[Stored items]

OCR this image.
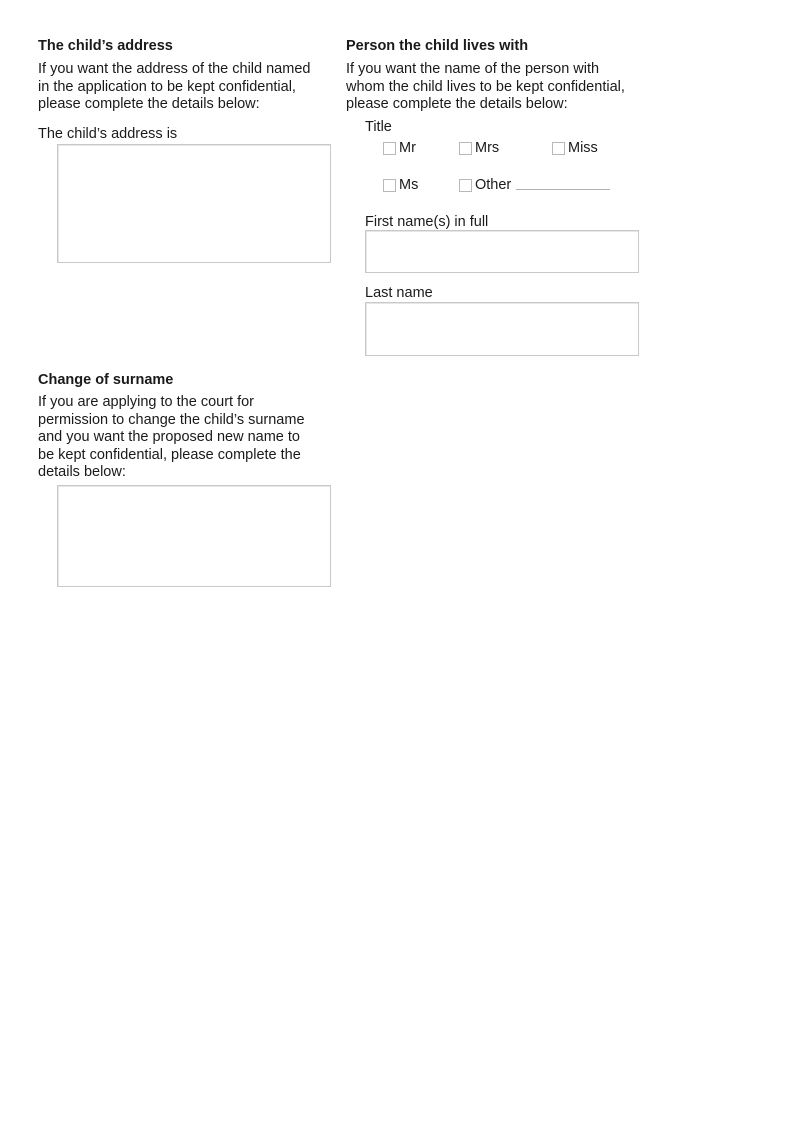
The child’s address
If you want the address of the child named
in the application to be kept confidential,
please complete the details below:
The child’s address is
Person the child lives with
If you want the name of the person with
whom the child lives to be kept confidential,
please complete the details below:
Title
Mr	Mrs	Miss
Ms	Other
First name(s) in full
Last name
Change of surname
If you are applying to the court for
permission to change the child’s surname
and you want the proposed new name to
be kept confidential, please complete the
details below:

**WRITTEN EXERCISE**
Write out every record above exactly as it stands, but leave out the pictures.

**SOLUTION FOR THIS TASK**
OCR this image.
The child’s address
If you want the address of the child named
in the application to be kept confidential,
please complete the details below:
The child’s address is
Person the child lives with
If you want the name of the person with
whom the child lives to be kept confidential,
please complete the details below:
Title
Mr	Mrs	Miss
Ms	Other
First name(s) in full
Last name
Change of surname
If you are applying to the court for
permission to change the child’s surname
and you want the proposed new name to
be kept confidential, please complete the
details below:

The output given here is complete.